■ STATED TASK ■
Reproduce the entries in full, with no changes.

■ DATA EXTRACT ■

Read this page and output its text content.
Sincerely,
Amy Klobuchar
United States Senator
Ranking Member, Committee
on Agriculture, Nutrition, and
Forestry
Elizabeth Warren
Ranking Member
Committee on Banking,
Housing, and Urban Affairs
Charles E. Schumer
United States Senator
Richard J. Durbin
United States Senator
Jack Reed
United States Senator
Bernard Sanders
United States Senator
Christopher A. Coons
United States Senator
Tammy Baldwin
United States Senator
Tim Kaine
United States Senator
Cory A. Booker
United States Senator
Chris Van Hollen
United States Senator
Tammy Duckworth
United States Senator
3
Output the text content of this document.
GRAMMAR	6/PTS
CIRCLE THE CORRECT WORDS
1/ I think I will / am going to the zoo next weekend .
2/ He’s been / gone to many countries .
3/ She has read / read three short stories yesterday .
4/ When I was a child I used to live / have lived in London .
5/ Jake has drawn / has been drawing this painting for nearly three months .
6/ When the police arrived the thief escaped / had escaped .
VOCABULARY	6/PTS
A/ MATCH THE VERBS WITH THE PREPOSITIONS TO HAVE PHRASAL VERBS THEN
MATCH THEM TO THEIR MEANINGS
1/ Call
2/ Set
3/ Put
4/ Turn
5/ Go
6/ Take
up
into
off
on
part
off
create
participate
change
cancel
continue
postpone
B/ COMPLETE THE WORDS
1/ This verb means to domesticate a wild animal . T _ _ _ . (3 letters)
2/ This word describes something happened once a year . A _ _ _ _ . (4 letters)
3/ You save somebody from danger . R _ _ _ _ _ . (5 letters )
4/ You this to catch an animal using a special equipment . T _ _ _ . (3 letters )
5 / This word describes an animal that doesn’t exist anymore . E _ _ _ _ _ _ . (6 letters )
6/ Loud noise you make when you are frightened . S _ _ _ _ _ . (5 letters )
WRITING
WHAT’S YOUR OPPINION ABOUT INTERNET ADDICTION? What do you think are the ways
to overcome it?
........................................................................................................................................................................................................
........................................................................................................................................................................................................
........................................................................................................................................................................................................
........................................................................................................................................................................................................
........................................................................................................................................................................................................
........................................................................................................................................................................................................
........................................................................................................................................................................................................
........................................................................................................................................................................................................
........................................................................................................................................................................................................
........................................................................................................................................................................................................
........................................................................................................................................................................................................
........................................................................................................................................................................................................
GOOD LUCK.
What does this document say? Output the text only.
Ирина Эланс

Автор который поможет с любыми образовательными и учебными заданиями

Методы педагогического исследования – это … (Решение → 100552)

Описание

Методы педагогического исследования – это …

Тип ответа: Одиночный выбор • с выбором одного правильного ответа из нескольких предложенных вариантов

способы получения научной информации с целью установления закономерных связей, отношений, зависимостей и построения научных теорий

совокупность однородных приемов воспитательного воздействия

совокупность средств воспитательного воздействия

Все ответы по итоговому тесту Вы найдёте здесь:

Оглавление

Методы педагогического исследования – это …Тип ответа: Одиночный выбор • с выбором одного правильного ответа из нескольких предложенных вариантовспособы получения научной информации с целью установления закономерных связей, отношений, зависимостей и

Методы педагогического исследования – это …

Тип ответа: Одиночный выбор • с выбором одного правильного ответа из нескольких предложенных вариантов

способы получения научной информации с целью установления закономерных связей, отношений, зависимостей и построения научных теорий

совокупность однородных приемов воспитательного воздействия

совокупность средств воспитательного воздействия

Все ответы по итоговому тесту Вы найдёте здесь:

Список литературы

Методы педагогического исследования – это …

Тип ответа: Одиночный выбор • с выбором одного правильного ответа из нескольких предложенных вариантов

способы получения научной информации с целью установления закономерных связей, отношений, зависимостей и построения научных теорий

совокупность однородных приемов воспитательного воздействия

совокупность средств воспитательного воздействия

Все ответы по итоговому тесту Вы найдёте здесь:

■ CORRECT RESPONSE ■
Read this page and output its text content.
Sincerely,
Amy Klobuchar
United States Senator
Ranking Member, Committee
on Agriculture, Nutrition, and
Forestry
Elizabeth Warren
Ranking Member
Committee on Banking,
Housing, and Urban Affairs
Charles E. Schumer
United States Senator
Richard J. Durbin
United States Senator
Jack Reed
United States Senator
Bernard Sanders
United States Senator
Christopher A. Coons
United States Senator
Tammy Baldwin
United States Senator
Tim Kaine
United States Senator
Cory A. Booker
United States Senator
Chris Van Hollen
United States Senator
Tammy Duckworth
United States Senator
3
Output the text content of this document.
GRAMMAR	6/PTS
CIRCLE THE CORRECT WORDS
1/ I think I will / am going to the zoo next weekend .
2/ He’s been / gone to many countries .
3/ She has read / read three short stories yesterday .
4/ When I was a child I used to live / have lived in London .
5/ Jake has drawn / has been drawing this painting for nearly three months .
6/ When the police arrived the thief escaped / had escaped .
VOCABULARY	6/PTS
A/ MATCH THE VERBS WITH THE PREPOSITIONS TO HAVE PHRASAL VERBS THEN
MATCH THEM TO THEIR MEANINGS
1/ Call
2/ Set
3/ Put
4/ Turn
5/ Go
6/ Take
up
into
off
on
part
off
create
participate
change
cancel
continue
postpone
B/ COMPLETE THE WORDS
1/ This verb means to domesticate a wild animal . T _ _ _ . (3 letters)
2/ This word describes something happened once a year . A _ _ _ _ . (4 letters)
3/ You save somebody from danger . R _ _ _ _ _ . (5 letters )
4/ You this to catch an animal using a special equipment . T _ _ _ . (3 letters )
5 / This word describes an animal that doesn’t exist anymore . E _ _ _ _ _ _ . (6 letters )
6/ Loud noise you make when you are frightened . S _ _ _ _ _ . (5 letters )
WRITING
WHAT’S YOUR OPPINION ABOUT INTERNET ADDICTION? What do you think are the ways
to overcome it?
........................................................................................................................................................................................................
........................................................................................................................................................................................................
........................................................................................................................................................................................................
........................................................................................................................................................................................................
........................................................................................................................................................................................................
........................................................................................................................................................................................................
........................................................................................................................................................................................................
........................................................................................................................................................................................................
........................................................................................................................................................................................................
........................................................................................................................................................................................................
........................................................................................................................................................................................................
........................................................................................................................................................................................................
GOOD LUCK.
What does this document say? Output the text only.
Ирина Эланс

Автор который поможет с любыми образовательными и учебными заданиями

Методы педагогического исследования – это … (Решение → 100552)

Описание

Методы педагогического исследования – это …

Тип ответа: Одиночный выбор • с выбором одного правильного ответа из нескольких предложенных вариантов

способы получения научной информации с целью установления закономерных связей, отношений, зависимостей и построения научных теорий

совокупность однородных приемов воспитательного воздействия

совокупность средств воспитательного воздействия

Все ответы по итоговому тесту Вы найдёте здесь:

Оглавление

Методы педагогического исследования – это …Тип ответа: Одиночный выбор • с выбором одного правильного ответа из нескольких предложенных вариантовспособы получения научной информации с целью установления закономерных связей, отношений, зависимостей и

Методы педагогического исследования – это …

Тип ответа: Одиночный выбор • с выбором одного правильного ответа из нескольких предложенных вариантов

способы получения научной информации с целью установления закономерных связей, отношений, зависимостей и построения научных теорий

совокупность однородных приемов воспитательного воздействия

совокупность средств воспитательного воздействия

Все ответы по итоговому тесту Вы найдёте здесь:

Список литературы

Методы педагогического исследования – это …

Тип ответа: Одиночный выбор • с выбором одного правильного ответа из нескольких предложенных вариантов

способы получения научной информации с целью установления закономерных связей, отношений, зависимостей и построения научных теорий

совокупность однородных приемов воспитательного воздействия

совокупность средств воспитательного воздействия

Все ответы по итоговому тесту Вы найдёте здесь:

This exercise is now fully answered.